WORK TO DO:
Write out all of the data without omission, exactly as shown.

RECORDS TO USE:

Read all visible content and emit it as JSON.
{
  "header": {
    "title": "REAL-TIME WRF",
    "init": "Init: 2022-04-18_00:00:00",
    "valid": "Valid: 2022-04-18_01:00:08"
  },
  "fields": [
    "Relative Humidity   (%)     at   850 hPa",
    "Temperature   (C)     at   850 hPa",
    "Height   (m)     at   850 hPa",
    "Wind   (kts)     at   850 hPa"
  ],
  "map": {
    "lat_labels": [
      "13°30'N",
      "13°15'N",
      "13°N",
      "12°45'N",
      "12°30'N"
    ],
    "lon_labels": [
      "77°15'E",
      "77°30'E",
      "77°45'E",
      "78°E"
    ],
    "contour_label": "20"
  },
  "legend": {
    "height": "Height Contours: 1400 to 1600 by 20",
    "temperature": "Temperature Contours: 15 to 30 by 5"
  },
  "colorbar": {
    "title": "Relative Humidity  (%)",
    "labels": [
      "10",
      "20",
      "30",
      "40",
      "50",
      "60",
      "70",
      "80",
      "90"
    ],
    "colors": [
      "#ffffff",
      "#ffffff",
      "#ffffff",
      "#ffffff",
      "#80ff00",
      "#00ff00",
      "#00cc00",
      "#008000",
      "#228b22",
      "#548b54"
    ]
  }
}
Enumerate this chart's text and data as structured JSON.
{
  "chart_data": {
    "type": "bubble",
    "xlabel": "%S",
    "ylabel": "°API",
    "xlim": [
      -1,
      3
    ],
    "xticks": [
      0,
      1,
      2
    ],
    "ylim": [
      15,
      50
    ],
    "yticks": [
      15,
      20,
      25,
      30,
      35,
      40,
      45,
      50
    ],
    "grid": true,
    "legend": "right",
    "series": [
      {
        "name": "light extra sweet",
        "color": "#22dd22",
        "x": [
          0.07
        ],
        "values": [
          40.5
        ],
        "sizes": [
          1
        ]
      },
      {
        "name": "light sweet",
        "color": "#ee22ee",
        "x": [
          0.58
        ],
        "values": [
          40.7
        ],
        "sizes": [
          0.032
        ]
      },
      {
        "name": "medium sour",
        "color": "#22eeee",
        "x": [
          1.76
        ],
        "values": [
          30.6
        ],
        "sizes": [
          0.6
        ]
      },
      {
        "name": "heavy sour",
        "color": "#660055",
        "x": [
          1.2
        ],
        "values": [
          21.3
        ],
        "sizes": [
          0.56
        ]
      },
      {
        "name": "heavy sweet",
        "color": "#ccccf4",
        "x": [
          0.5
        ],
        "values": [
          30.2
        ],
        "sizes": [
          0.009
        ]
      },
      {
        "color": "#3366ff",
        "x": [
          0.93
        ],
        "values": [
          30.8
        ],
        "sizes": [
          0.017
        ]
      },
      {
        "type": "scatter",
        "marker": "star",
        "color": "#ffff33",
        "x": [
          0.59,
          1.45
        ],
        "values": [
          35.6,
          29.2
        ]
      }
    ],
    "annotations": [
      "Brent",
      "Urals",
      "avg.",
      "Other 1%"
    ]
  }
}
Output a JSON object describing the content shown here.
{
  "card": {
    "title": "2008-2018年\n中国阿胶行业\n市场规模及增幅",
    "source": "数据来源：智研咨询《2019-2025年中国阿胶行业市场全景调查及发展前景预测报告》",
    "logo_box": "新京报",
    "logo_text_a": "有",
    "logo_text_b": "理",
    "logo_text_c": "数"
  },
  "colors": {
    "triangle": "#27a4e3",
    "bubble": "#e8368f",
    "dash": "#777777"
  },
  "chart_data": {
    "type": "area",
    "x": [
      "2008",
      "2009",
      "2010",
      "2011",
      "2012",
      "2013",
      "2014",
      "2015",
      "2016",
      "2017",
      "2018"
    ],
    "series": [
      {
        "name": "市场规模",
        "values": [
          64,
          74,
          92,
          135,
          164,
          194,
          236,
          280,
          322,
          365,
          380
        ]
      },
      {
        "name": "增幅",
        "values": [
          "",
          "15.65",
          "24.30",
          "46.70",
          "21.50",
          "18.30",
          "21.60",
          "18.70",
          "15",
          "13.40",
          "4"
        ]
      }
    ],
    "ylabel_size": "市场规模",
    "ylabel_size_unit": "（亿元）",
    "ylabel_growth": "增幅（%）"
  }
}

SOLUTION BELOW:
Read all visible content and emit it as JSON.
{
  "header": {
    "title": "REAL-TIME WRF",
    "init": "Init: 2022-04-18_00:00:00",
    "valid": "Valid: 2022-04-18_01:00:08"
  },
  "fields": [
    "Relative Humidity   (%)     at   850 hPa",
    "Temperature   (C)     at   850 hPa",
    "Height   (m)     at   850 hPa",
    "Wind   (kts)     at   850 hPa"
  ],
  "map": {
    "lat_labels": [
      "13°30'N",
      "13°15'N",
      "13°N",
      "12°45'N",
      "12°30'N"
    ],
    "lon_labels": [
      "77°15'E",
      "77°30'E",
      "77°45'E",
      "78°E"
    ],
    "contour_label": "20"
  },
  "legend": {
    "height": "Height Contours: 1400 to 1600 by 20",
    "temperature": "Temperature Contours: 15 to 30 by 5"
  },
  "colorbar": {
    "title": "Relative Humidity  (%)",
    "labels": [
      "10",
      "20",
      "30",
      "40",
      "50",
      "60",
      "70",
      "80",
      "90"
    ],
    "colors": [
      "#ffffff",
      "#ffffff",
      "#ffffff",
      "#ffffff",
      "#80ff00",
      "#00ff00",
      "#00cc00",
      "#008000",
      "#228b22",
      "#548b54"
    ]
  }
}
Enumerate this chart's text and data as structured JSON.
{
  "chart_data": {
    "type": "bubble",
    "xlabel": "%S",
    "ylabel": "°API",
    "xlim": [
      -1,
      3
    ],
    "xticks": [
      0,
      1,
      2
    ],
    "ylim": [
      15,
      50
    ],
    "yticks": [
      15,
      20,
      25,
      30,
      35,
      40,
      45,
      50
    ],
    "grid": true,
    "legend": "right",
    "series": [
      {
        "name": "light extra sweet",
        "color": "#22dd22",
        "x": [
          0.07
        ],
        "values": [
          40.5
        ],
        "sizes": [
          1
        ]
      },
      {
        "name": "light sweet",
        "color": "#ee22ee",
        "x": [
          0.58
        ],
        "values": [
          40.7
        ],
        "sizes": [
          0.032
        ]
      },
      {
        "name": "medium sour",
        "color": "#22eeee",
        "x": [
          1.76
        ],
        "values": [
          30.6
        ],
        "sizes": [
          0.6
        ]
      },
      {
        "name": "heavy sour",
        "color": "#660055",
        "x": [
          1.2
        ],
        "values": [
          21.3
        ],
        "sizes": [
          0.56
        ]
      },
      {
        "name": "heavy sweet",
        "color": "#ccccf4",
        "x": [
          0.5
        ],
        "values": [
          30.2
        ],
        "sizes": [
          0.009
        ]
      },
      {
        "color": "#3366ff",
        "x": [
          0.93
        ],
        "values": [
          30.8
        ],
        "sizes": [
          0.017
        ]
      },
      {
        "type": "scatter",
        "marker": "star",
        "color": "#ffff33",
        "x": [
          0.59,
          1.45
        ],
        "values": [
          35.6,
          29.2
        ]
      }
    ],
    "annotations": [
      "Brent",
      "Urals",
      "avg.",
      "Other 1%"
    ]
  }
}
Output a JSON object describing the content shown here.
{
  "card": {
    "title": "2008-2018年\n中国阿胶行业\n市场规模及增幅",
    "source": "数据来源：智研咨询《2019-2025年中国阿胶行业市场全景调查及发展前景预测报告》",
    "logo_box": "新京报",
    "logo_text_a": "有",
    "logo_text_b": "理",
    "logo_text_c": "数"
  },
  "colors": {
    "triangle": "#27a4e3",
    "bubble": "#e8368f",
    "dash": "#777777"
  },
  "chart_data": {
    "type": "area",
    "x": [
      "2008",
      "2009",
      "2010",
      "2011",
      "2012",
      "2013",
      "2014",
      "2015",
      "2016",
      "2017",
      "2018"
    ],
    "series": [
      {
        "name": "市场规模",
        "values": [
          64,
          74,
          92,
          135,
          164,
          194,
          236,
          280,
          322,
          365,
          380
        ]
      },
      {
        "name": "增幅",
        "values": [
          "",
          "15.65",
          "24.30",
          "46.70",
          "21.50",
          "18.30",
          "21.60",
          "18.70",
          "15",
          "13.40",
          "4"
        ]
      }
    ],
    "ylabel_size": "市场规模",
    "ylabel_size_unit": "（亿元）",
    "ylabel_growth": "增幅（%）"
  }
}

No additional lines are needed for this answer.